**Data in this exercise**

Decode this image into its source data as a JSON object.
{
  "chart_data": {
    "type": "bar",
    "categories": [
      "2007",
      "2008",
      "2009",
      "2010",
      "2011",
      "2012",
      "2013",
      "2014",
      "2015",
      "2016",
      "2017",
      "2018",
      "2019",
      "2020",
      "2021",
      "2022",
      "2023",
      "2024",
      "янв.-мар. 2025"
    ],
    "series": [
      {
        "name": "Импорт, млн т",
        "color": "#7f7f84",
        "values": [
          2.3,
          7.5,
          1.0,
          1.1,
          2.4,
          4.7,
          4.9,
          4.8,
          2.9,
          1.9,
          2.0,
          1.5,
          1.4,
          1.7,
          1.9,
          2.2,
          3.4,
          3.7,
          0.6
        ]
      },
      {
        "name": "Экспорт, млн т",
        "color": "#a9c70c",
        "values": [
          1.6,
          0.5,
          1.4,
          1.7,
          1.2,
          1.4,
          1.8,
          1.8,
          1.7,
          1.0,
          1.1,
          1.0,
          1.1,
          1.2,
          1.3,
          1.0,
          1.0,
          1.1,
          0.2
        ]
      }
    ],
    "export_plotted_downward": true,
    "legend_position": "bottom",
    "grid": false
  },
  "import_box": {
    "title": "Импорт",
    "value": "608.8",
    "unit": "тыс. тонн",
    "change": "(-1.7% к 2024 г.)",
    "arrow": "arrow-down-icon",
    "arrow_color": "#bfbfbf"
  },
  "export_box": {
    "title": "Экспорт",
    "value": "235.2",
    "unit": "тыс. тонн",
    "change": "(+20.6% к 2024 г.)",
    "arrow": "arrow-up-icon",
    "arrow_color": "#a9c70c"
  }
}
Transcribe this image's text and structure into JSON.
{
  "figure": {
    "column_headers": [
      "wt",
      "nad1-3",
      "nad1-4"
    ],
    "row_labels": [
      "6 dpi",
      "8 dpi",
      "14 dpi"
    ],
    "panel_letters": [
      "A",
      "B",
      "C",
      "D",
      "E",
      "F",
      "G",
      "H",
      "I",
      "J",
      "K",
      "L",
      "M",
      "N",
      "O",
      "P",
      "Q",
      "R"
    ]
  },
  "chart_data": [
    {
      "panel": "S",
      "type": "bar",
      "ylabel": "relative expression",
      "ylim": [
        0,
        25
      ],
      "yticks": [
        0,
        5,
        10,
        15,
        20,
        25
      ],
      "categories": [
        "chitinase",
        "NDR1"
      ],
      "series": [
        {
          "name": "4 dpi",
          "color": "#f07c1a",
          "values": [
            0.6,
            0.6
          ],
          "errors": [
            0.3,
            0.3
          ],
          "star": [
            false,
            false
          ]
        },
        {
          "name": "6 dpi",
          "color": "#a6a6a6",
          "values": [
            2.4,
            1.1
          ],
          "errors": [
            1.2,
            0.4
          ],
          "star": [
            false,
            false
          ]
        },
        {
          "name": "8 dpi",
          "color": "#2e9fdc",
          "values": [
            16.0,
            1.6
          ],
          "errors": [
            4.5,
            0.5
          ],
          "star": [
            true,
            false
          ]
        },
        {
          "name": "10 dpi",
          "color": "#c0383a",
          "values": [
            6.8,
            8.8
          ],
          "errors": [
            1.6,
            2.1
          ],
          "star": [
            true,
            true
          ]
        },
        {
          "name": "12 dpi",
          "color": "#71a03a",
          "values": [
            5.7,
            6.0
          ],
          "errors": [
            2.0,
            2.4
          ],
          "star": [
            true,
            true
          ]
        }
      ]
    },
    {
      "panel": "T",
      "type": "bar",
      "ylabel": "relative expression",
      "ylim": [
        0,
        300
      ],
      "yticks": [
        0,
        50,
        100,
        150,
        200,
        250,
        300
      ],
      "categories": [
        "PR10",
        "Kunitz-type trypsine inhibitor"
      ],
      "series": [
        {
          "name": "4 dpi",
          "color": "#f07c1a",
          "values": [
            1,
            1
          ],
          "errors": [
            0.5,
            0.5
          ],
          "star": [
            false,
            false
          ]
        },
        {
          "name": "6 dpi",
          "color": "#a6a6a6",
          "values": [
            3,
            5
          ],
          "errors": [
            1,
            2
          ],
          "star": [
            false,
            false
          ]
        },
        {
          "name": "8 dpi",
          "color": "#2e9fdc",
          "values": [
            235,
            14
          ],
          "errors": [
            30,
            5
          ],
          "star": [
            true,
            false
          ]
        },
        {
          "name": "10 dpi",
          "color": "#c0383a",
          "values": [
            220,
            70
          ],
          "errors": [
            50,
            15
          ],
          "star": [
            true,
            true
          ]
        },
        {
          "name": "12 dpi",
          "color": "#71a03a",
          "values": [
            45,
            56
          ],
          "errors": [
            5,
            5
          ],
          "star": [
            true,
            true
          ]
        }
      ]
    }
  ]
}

**What is being asked**
Using the material above, print every entry exactly as written.

**The answer**
Decode this image into its source data as a JSON object.
{
  "chart_data": {
    "type": "bar",
    "categories": [
      "2007",
      "2008",
      "2009",
      "2010",
      "2011",
      "2012",
      "2013",
      "2014",
      "2015",
      "2016",
      "2017",
      "2018",
      "2019",
      "2020",
      "2021",
      "2022",
      "2023",
      "2024",
      "янв.-мар. 2025"
    ],
    "series": [
      {
        "name": "Импорт, млн т",
        "color": "#7f7f84",
        "values": [
          2.3,
          7.5,
          1.0,
          1.1,
          2.4,
          4.7,
          4.9,
          4.8,
          2.9,
          1.9,
          2.0,
          1.5,
          1.4,
          1.7,
          1.9,
          2.2,
          3.4,
          3.7,
          0.6
        ]
      },
      {
        "name": "Экспорт, млн т",
        "color": "#a9c70c",
        "values": [
          1.6,
          0.5,
          1.4,
          1.7,
          1.2,
          1.4,
          1.8,
          1.8,
          1.7,
          1.0,
          1.1,
          1.0,
          1.1,
          1.2,
          1.3,
          1.0,
          1.0,
          1.1,
          0.2
        ]
      }
    ],
    "export_plotted_downward": true,
    "legend_position": "bottom",
    "grid": false
  },
  "import_box": {
    "title": "Импорт",
    "value": "608.8",
    "unit": "тыс. тонн",
    "change": "(-1.7% к 2024 г.)",
    "arrow": "arrow-down-icon",
    "arrow_color": "#bfbfbf"
  },
  "export_box": {
    "title": "Экспорт",
    "value": "235.2",
    "unit": "тыс. тонн",
    "change": "(+20.6% к 2024 г.)",
    "arrow": "arrow-up-icon",
    "arrow_color": "#a9c70c"
  }
}
Transcribe this image's text and structure into JSON.
{
  "figure": {
    "column_headers": [
      "wt",
      "nad1-3",
      "nad1-4"
    ],
    "row_labels": [
      "6 dpi",
      "8 dpi",
      "14 dpi"
    ],
    "panel_letters": [
      "A",
      "B",
      "C",
      "D",
      "E",
      "F",
      "G",
      "H",
      "I",
      "J",
      "K",
      "L",
      "M",
      "N",
      "O",
      "P",
      "Q",
      "R"
    ]
  },
  "chart_data": [
    {
      "panel": "S",
      "type": "bar",
      "ylabel": "relative expression",
      "ylim": [
        0,
        25
      ],
      "yticks": [
        0,
        5,
        10,
        15,
        20,
        25
      ],
      "categories": [
        "chitinase",
        "NDR1"
      ],
      "series": [
        {
          "name": "4 dpi",
          "color": "#f07c1a",
          "values": [
            0.6,
            0.6
          ],
          "errors": [
            0.3,
            0.3
          ],
          "star": [
            false,
            false
          ]
        },
        {
          "name": "6 dpi",
          "color": "#a6a6a6",
          "values": [
            2.4,
            1.1
          ],
          "errors": [
            1.2,
            0.4
          ],
          "star": [
            false,
            false
          ]
        },
        {
          "name": "8 dpi",
          "color": "#2e9fdc",
          "values": [
            16.0,
            1.6
          ],
          "errors": [
            4.5,
            0.5
          ],
          "star": [
            true,
            false
          ]
        },
        {
          "name": "10 dpi",
          "color": "#c0383a",
          "values": [
            6.8,
            8.8
          ],
          "errors": [
            1.6,
            2.1
          ],
          "star": [
            true,
            true
          ]
        },
        {
          "name": "12 dpi",
          "color": "#71a03a",
          "values": [
            5.7,
            6.0
          ],
          "errors": [
            2.0,
            2.4
          ],
          "star": [
            true,
            true
          ]
        }
      ]
    },
    {
      "panel": "T",
      "type": "bar",
      "ylabel": "relative expression",
      "ylim": [
        0,
        300
      ],
      "yticks": [
        0,
        50,
        100,
        150,
        200,
        250,
        300
      ],
      "categories": [
        "PR10",
        "Kunitz-type trypsine inhibitor"
      ],
      "series": [
        {
          "name": "4 dpi",
          "color": "#f07c1a",
          "values": [
            1,
            1
          ],
          "errors": [
            0.5,
            0.5
          ],
          "star": [
            false,
            false
          ]
        },
        {
          "name": "6 dpi",
          "color": "#a6a6a6",
          "values": [
            3,
            5
          ],
          "errors": [
            1,
            2
          ],
          "star": [
            false,
            false
          ]
        },
        {
          "name": "8 dpi",
          "color": "#2e9fdc",
          "values": [
            235,
            14
          ],
          "errors": [
            30,
            5
          ],
          "star": [
            true,
            false
          ]
        },
        {
          "name": "10 dpi",
          "color": "#c0383a",
          "values": [
            220,
            70
          ],
          "errors": [
            50,
            15
          ],
          "star": [
            true,
            true
          ]
        },
        {
          "name": "12 dpi",
          "color": "#71a03a",
          "values": [
            45,
            56
          ],
          "errors": [
            5,
            5
          ],
          "star": [
            true,
            true
          ]
        }
      ]
    }
  ]
}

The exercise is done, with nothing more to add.